◆ EXERCISE GOAL
In the entries below, identify every line with the string "Third" and copy it.
- - - -
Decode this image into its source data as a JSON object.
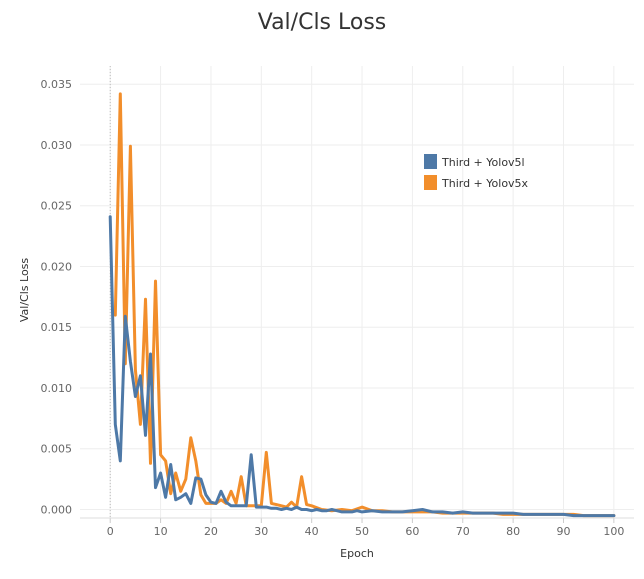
{
  "chart_data": {
    "type": "line",
    "title": "Val/Cls Loss",
    "xlabel": "Epoch",
    "ylabel": "Val/Cls Loss",
    "xlim": [
      -6,
      104
    ],
    "ylim": [
      -0.0007,
      0.0365
    ],
    "x_ticks": [
      0,
      10,
      20,
      30,
      40,
      50,
      60,
      70,
      80,
      90,
      100
    ],
    "y_ticks": [
      0.0,
      0.005,
      0.01,
      0.015,
      0.02,
      0.025,
      0.03,
      0.035
    ],
    "y_tick_labels": [
      "0.000",
      "0.005",
      "0.010",
      "0.015",
      "0.020",
      "0.025",
      "0.030",
      "0.035"
    ],
    "grid": true,
    "legend_position": "top-right",
    "series": [
      {
        "name": "Third + Yolov5l",
        "color": "#4e79a7",
        "points": [
          [
            0,
            0.0241
          ],
          [
            1,
            0.007
          ],
          [
            2,
            0.004
          ],
          [
            3,
            0.0159
          ],
          [
            4,
            0.0122
          ],
          [
            5,
            0.0093
          ],
          [
            6,
            0.011
          ],
          [
            7,
            0.0061
          ],
          [
            8,
            0.0128
          ],
          [
            9,
            0.0018
          ],
          [
            10,
            0.003
          ],
          [
            11,
            0.001
          ],
          [
            12,
            0.0037
          ],
          [
            13,
            0.0008
          ],
          [
            14,
            0.001
          ],
          [
            15,
            0.0013
          ],
          [
            16,
            0.0005
          ],
          [
            17,
            0.0026
          ],
          [
            18,
            0.0025
          ],
          [
            19,
            0.0012
          ],
          [
            20,
            0.0006
          ],
          [
            21,
            0.0005
          ],
          [
            22,
            0.0015
          ],
          [
            23,
            0.0006
          ],
          [
            24,
            0.0003
          ],
          [
            25,
            0.0003
          ],
          [
            26,
            0.0003
          ],
          [
            27,
            0.0003
          ],
          [
            28,
            0.0045
          ],
          [
            29,
            0.0002
          ],
          [
            30,
            0.0002
          ],
          [
            31,
            0.0002
          ],
          [
            32,
            0.0001
          ],
          [
            33,
            0.0001
          ],
          [
            34,
            0.0
          ],
          [
            35,
            0.0001
          ],
          [
            36,
            0.0
          ],
          [
            37,
            0.0002
          ],
          [
            38,
            0.0
          ],
          [
            39,
            0.0
          ],
          [
            40,
            -0.0001
          ],
          [
            41,
            0.0
          ],
          [
            42,
            -0.0001
          ],
          [
            43,
            -0.0001
          ],
          [
            44,
            0.0
          ],
          [
            45,
            -0.0001
          ],
          [
            46,
            -0.0002
          ],
          [
            47,
            -0.0002
          ],
          [
            48,
            -0.0002
          ],
          [
            49,
            -0.0001
          ],
          [
            50,
            -0.0002
          ],
          [
            52,
            -0.0001
          ],
          [
            54,
            -0.0002
          ],
          [
            56,
            -0.0002
          ],
          [
            58,
            -0.0002
          ],
          [
            60,
            -0.0001
          ],
          [
            62,
            0.0
          ],
          [
            64,
            -0.0002
          ],
          [
            66,
            -0.0002
          ],
          [
            68,
            -0.0003
          ],
          [
            70,
            -0.0002
          ],
          [
            72,
            -0.0003
          ],
          [
            74,
            -0.0003
          ],
          [
            76,
            -0.0003
          ],
          [
            78,
            -0.0003
          ],
          [
            80,
            -0.0003
          ],
          [
            82,
            -0.0004
          ],
          [
            84,
            -0.0004
          ],
          [
            86,
            -0.0004
          ],
          [
            88,
            -0.0004
          ],
          [
            90,
            -0.0004
          ],
          [
            92,
            -0.0005
          ],
          [
            94,
            -0.0005
          ],
          [
            96,
            -0.0005
          ],
          [
            98,
            -0.0005
          ],
          [
            100,
            -0.0005
          ]
        ]
      },
      {
        "name": "Third + Yolov5x",
        "color": "#f28e2b",
        "points": [
          [
            1,
            0.016
          ],
          [
            2,
            0.0342
          ],
          [
            3,
            0.012
          ],
          [
            4,
            0.0299
          ],
          [
            5,
            0.0115
          ],
          [
            6,
            0.007
          ],
          [
            7,
            0.0173
          ],
          [
            8,
            0.0038
          ],
          [
            9,
            0.0188
          ],
          [
            10,
            0.0045
          ],
          [
            11,
            0.004
          ],
          [
            12,
            0.0013
          ],
          [
            13,
            0.003
          ],
          [
            14,
            0.0015
          ],
          [
            15,
            0.0025
          ],
          [
            16,
            0.0059
          ],
          [
            17,
            0.004
          ],
          [
            18,
            0.0012
          ],
          [
            19,
            0.0005
          ],
          [
            20,
            0.0005
          ],
          [
            21,
            0.0005
          ],
          [
            22,
            0.0008
          ],
          [
            23,
            0.0005
          ],
          [
            24,
            0.0015
          ],
          [
            25,
            0.0005
          ],
          [
            26,
            0.0027
          ],
          [
            27,
            0.0003
          ],
          [
            28,
            0.0003
          ],
          [
            29,
            0.0003
          ],
          [
            30,
            0.0003
          ],
          [
            31,
            0.0047
          ],
          [
            32,
            0.0005
          ],
          [
            33,
            0.0004
          ],
          [
            34,
            0.0003
          ],
          [
            35,
            0.0002
          ],
          [
            36,
            0.0006
          ],
          [
            37,
            0.0002
          ],
          [
            38,
            0.0027
          ],
          [
            39,
            0.0004
          ],
          [
            40,
            0.0003
          ],
          [
            42,
            0.0
          ],
          [
            44,
            -0.0001
          ],
          [
            46,
            0.0
          ],
          [
            48,
            -0.0001
          ],
          [
            50,
            0.0002
          ],
          [
            52,
            -0.0001
          ],
          [
            54,
            -0.0001
          ],
          [
            56,
            -0.0002
          ],
          [
            58,
            -0.0002
          ],
          [
            60,
            -0.0002
          ],
          [
            62,
            -0.0002
          ],
          [
            64,
            -0.0002
          ],
          [
            66,
            -0.0003
          ],
          [
            68,
            -0.0003
          ],
          [
            70,
            -0.0003
          ],
          [
            72,
            -0.0003
          ],
          [
            74,
            -0.0003
          ],
          [
            76,
            -0.0003
          ],
          [
            78,
            -0.0004
          ],
          [
            80,
            -0.0004
          ],
          [
            82,
            -0.0004
          ],
          [
            84,
            -0.0004
          ],
          [
            86,
            -0.0004
          ],
          [
            88,
            -0.0004
          ],
          [
            90,
            -0.0004
          ],
          [
            92,
            -0.0004
          ],
          [
            94,
            -0.0005
          ],
          [
            96,
            -0.0005
          ],
          [
            98,
            -0.0005
          ],
          [
            100,
            -0.0005
          ]
        ]
      }
    ]
  }
}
- - - -
◆ THE REPLY
        "name": "Third + Yolov5l",
        "name": "Third + Yolov5x",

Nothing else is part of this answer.